» Objective: Repeat the material exactly, every line of it.

###

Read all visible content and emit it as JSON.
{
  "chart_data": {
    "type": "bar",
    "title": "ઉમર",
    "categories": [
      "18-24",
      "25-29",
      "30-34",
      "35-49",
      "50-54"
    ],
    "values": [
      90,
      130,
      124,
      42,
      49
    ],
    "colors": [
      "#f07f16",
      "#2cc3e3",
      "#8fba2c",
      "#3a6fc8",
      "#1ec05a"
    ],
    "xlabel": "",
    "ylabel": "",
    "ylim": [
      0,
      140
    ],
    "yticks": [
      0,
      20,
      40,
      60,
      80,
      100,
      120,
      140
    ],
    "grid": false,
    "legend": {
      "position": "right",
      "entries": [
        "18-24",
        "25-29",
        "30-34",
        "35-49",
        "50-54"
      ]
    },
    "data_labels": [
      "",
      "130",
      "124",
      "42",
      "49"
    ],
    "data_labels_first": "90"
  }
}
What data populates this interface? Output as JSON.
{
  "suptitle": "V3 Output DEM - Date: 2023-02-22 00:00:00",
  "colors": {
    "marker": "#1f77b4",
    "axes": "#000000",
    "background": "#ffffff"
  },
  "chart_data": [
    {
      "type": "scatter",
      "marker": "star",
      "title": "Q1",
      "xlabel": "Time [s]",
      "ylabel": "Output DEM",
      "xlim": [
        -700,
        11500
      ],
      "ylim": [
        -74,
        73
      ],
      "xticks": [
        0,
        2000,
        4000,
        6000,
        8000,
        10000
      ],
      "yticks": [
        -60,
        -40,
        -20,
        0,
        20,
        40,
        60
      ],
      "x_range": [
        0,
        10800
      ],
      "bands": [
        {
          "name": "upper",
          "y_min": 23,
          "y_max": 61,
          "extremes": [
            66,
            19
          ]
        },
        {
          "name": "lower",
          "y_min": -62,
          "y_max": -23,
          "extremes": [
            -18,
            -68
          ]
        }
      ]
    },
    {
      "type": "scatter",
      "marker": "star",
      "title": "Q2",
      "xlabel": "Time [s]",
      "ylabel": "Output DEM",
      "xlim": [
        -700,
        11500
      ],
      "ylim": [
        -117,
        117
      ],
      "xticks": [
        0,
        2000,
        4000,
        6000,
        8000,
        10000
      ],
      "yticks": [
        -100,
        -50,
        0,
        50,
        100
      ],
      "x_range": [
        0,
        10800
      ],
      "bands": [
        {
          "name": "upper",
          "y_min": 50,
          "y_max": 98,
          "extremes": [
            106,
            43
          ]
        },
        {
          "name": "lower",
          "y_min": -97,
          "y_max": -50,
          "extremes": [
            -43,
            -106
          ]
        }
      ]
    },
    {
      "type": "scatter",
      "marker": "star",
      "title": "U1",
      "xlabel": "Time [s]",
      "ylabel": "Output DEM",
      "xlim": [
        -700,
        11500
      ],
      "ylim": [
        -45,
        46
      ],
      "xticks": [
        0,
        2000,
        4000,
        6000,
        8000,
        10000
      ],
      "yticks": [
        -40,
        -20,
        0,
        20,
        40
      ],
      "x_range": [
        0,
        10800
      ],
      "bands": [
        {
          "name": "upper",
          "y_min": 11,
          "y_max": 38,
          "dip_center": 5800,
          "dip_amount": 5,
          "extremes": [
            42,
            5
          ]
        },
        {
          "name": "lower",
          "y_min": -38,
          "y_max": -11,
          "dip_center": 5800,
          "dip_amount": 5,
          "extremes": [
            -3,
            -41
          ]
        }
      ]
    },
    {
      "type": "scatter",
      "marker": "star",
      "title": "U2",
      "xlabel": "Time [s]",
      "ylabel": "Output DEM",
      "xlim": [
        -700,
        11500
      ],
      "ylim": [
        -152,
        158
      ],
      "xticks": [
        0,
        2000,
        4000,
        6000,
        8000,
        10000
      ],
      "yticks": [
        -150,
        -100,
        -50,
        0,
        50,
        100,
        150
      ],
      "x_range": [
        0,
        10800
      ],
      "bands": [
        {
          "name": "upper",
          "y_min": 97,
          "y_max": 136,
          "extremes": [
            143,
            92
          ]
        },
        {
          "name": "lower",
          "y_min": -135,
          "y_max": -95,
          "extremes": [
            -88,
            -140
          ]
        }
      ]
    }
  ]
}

###

» Task result:
Read all visible content and emit it as JSON.
{
  "chart_data": {
    "type": "bar",
    "title": "ઉમર",
    "categories": [
      "18-24",
      "25-29",
      "30-34",
      "35-49",
      "50-54"
    ],
    "values": [
      90,
      130,
      124,
      42,
      49
    ],
    "colors": [
      "#f07f16",
      "#2cc3e3",
      "#8fba2c",
      "#3a6fc8",
      "#1ec05a"
    ],
    "xlabel": "",
    "ylabel": "",
    "ylim": [
      0,
      140
    ],
    "yticks": [
      0,
      20,
      40,
      60,
      80,
      100,
      120,
      140
    ],
    "grid": false,
    "legend": {
      "position": "right",
      "entries": [
        "18-24",
        "25-29",
        "30-34",
        "35-49",
        "50-54"
      ]
    },
    "data_labels": [
      "",
      "130",
      "124",
      "42",
      "49"
    ],
    "data_labels_first": "90"
  }
}
What data populates this interface? Output as JSON.
{
  "suptitle": "V3 Output DEM - Date: 2023-02-22 00:00:00",
  "colors": {
    "marker": "#1f77b4",
    "axes": "#000000",
    "background": "#ffffff"
  },
  "chart_data": [
    {
      "type": "scatter",
      "marker": "star",
      "title": "Q1",
      "xlabel": "Time [s]",
      "ylabel": "Output DEM",
      "xlim": [
        -700,
        11500
      ],
      "ylim": [
        -74,
        73
      ],
      "xticks": [
        0,
        2000,
        4000,
        6000,
        8000,
        10000
      ],
      "yticks": [
        -60,
        -40,
        -20,
        0,
        20,
        40,
        60
      ],
      "x_range": [
        0,
        10800
      ],
      "bands": [
        {
          "name": "upper",
          "y_min": 23,
          "y_max": 61,
          "extremes": [
            66,
            19
          ]
        },
        {
          "name": "lower",
          "y_min": -62,
          "y_max": -23,
          "extremes": [
            -18,
            -68
          ]
        }
      ]
    },
    {
      "type": "scatter",
      "marker": "star",
      "title": "Q2",
      "xlabel": "Time [s]",
      "ylabel": "Output DEM",
      "xlim": [
        -700,
        11500
      ],
      "ylim": [
        -117,
        117
      ],
      "xticks": [
        0,
        2000,
        4000,
        6000,
        8000,
        10000
      ],
      "yticks": [
        -100,
        -50,
        0,
        50,
        100
      ],
      "x_range": [
        0,
        10800
      ],
      "bands": [
        {
          "name": "upper",
          "y_min": 50,
          "y_max": 98,
          "extremes": [
            106,
            43
          ]
        },
        {
          "name": "lower",
          "y_min": -97,
          "y_max": -50,
          "extremes": [
            -43,
            -106
          ]
        }
      ]
    },
    {
      "type": "scatter",
      "marker": "star",
      "title": "U1",
      "xlabel": "Time [s]",
      "ylabel": "Output DEM",
      "xlim": [
        -700,
        11500
      ],
      "ylim": [
        -45,
        46
      ],
      "xticks": [
        0,
        2000,
        4000,
        6000,
        8000,
        10000
      ],
      "yticks": [
        -40,
        -20,
        0,
        20,
        40
      ],
      "x_range": [
        0,
        10800
      ],
      "bands": [
        {
          "name": "upper",
          "y_min": 11,
          "y_max": 38,
          "dip_center": 5800,
          "dip_amount": 5,
          "extremes": [
            42,
            5
          ]
        },
        {
          "name": "lower",
          "y_min": -38,
          "y_max": -11,
          "dip_center": 5800,
          "dip_amount": 5,
          "extremes": [
            -3,
            -41
          ]
        }
      ]
    },
    {
      "type": "scatter",
      "marker": "star",
      "title": "U2",
      "xlabel": "Time [s]",
      "ylabel": "Output DEM",
      "xlim": [
        -700,
        11500
      ],
      "ylim": [
        -152,
        158
      ],
      "xticks": [
        0,
        2000,
        4000,
        6000,
        8000,
        10000
      ],
      "yticks": [
        -150,
        -100,
        -50,
        0,
        50,
        100,
        150
      ],
      "x_range": [
        0,
        10800
      ],
      "bands": [
        {
          "name": "upper",
          "y_min": 97,
          "y_max": 136,
          "extremes": [
            143,
            92
          ]
        },
        {
          "name": "lower",
          "y_min": -135,
          "y_max": -95,
          "extremes": [
            -88,
            -140
          ]
        }
      ]
    }
  ]
}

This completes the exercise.